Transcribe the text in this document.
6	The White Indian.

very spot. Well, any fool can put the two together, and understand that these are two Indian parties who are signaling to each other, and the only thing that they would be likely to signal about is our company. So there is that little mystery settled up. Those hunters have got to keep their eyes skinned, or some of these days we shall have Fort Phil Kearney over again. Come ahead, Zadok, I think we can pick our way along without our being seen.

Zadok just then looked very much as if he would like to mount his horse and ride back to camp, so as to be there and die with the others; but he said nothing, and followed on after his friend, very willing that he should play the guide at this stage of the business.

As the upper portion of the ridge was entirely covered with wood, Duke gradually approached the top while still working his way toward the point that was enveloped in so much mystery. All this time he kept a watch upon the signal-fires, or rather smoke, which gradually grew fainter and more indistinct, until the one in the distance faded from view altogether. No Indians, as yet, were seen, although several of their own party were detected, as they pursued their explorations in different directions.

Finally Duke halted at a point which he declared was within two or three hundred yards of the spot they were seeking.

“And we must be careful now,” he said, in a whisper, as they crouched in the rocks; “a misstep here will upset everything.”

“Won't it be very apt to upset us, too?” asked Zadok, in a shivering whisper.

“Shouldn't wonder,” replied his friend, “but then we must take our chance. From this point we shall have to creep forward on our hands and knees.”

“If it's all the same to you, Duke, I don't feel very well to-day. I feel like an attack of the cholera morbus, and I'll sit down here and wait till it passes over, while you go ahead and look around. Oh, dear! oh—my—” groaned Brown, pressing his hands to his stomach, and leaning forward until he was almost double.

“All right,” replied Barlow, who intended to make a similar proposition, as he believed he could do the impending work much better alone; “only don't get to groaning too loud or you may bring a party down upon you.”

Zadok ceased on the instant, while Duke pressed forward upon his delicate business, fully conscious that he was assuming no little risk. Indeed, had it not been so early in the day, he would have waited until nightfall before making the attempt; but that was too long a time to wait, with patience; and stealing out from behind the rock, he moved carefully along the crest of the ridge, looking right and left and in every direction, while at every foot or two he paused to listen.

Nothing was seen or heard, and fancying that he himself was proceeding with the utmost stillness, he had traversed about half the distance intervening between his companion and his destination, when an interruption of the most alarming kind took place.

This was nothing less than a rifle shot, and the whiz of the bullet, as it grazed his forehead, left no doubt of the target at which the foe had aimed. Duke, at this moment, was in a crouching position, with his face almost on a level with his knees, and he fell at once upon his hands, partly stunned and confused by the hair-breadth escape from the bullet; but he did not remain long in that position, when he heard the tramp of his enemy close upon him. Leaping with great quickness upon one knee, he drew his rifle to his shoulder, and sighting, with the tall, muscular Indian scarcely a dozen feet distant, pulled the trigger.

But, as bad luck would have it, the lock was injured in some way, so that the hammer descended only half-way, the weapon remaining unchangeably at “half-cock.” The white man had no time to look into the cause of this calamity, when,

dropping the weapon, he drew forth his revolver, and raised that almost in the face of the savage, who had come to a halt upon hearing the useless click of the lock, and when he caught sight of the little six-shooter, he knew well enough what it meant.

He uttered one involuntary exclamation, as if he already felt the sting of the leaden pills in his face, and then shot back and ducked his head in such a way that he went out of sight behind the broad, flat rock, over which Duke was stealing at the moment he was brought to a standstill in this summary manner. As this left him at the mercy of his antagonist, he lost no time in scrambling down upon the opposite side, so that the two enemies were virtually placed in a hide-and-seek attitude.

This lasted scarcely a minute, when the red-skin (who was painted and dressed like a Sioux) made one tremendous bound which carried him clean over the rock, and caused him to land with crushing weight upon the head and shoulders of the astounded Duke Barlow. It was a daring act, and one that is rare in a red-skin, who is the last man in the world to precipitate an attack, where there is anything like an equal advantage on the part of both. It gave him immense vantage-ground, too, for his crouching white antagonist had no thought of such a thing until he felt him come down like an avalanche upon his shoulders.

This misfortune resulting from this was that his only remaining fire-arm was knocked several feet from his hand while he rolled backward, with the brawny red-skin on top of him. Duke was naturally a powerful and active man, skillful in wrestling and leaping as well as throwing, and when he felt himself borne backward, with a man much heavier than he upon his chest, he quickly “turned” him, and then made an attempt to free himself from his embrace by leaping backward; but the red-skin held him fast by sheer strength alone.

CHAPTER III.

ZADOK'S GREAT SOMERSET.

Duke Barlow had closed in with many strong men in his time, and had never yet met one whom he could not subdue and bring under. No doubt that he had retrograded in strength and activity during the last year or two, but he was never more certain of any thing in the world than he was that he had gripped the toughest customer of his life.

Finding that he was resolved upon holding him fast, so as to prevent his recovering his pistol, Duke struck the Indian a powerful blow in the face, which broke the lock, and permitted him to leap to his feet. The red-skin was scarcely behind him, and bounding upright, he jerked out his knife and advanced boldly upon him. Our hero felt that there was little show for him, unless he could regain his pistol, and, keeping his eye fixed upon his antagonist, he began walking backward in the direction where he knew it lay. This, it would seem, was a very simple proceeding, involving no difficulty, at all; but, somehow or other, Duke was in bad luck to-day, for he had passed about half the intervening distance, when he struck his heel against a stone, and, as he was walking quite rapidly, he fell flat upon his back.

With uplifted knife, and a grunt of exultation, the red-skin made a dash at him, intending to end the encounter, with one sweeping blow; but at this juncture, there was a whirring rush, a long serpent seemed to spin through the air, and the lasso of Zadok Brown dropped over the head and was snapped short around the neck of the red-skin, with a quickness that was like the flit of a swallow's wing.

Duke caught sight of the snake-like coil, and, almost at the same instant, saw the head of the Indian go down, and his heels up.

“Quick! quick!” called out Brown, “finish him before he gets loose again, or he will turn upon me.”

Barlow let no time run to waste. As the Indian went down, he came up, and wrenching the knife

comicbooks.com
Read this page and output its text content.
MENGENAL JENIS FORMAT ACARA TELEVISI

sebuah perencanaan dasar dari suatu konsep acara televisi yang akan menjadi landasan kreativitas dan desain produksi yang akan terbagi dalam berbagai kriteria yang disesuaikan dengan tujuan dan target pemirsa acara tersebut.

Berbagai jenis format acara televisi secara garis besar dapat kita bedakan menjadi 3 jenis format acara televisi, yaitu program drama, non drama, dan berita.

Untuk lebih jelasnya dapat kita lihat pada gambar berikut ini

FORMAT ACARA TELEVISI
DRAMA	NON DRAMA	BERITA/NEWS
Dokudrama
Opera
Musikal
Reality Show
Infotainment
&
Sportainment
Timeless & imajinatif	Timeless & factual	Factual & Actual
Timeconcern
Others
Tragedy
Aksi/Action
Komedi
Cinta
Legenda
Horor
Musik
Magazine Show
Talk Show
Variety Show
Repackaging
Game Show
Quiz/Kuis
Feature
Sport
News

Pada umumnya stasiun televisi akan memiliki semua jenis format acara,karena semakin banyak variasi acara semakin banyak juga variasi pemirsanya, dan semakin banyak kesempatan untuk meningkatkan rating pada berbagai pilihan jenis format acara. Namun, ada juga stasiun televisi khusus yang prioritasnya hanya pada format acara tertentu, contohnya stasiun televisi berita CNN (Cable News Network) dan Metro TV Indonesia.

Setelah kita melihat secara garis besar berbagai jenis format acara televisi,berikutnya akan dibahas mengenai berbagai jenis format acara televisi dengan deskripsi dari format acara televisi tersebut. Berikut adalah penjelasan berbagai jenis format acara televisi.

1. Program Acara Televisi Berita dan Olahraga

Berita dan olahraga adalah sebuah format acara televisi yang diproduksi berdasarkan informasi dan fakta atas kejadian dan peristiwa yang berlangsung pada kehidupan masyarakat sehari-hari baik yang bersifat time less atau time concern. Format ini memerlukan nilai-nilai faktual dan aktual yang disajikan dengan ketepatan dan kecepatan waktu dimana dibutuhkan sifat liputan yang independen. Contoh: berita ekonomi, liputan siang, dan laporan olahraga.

• • • • •

• TASK OBJECTIVE:
Filter the data, keeping only the lines that contain "kita".

• OUTPUT BELOW:
Berbagai jenis format acara televisi secara garis besar dapat kita bedakan menjadi 3 jenis format acara televisi, yaitu program drama, non drama, dan berita.
Untuk lebih jelasnya dapat kita lihat pada gambar berikut ini
Setelah kita melihat secara garis besar berbagai jenis format acara televisi,berikutnya akan dibahas mengenai berbagai jenis format acara televisi dengan deskripsi dari format acara televisi tersebut. Berikut adalah penjelasan berbagai jenis format acara televisi.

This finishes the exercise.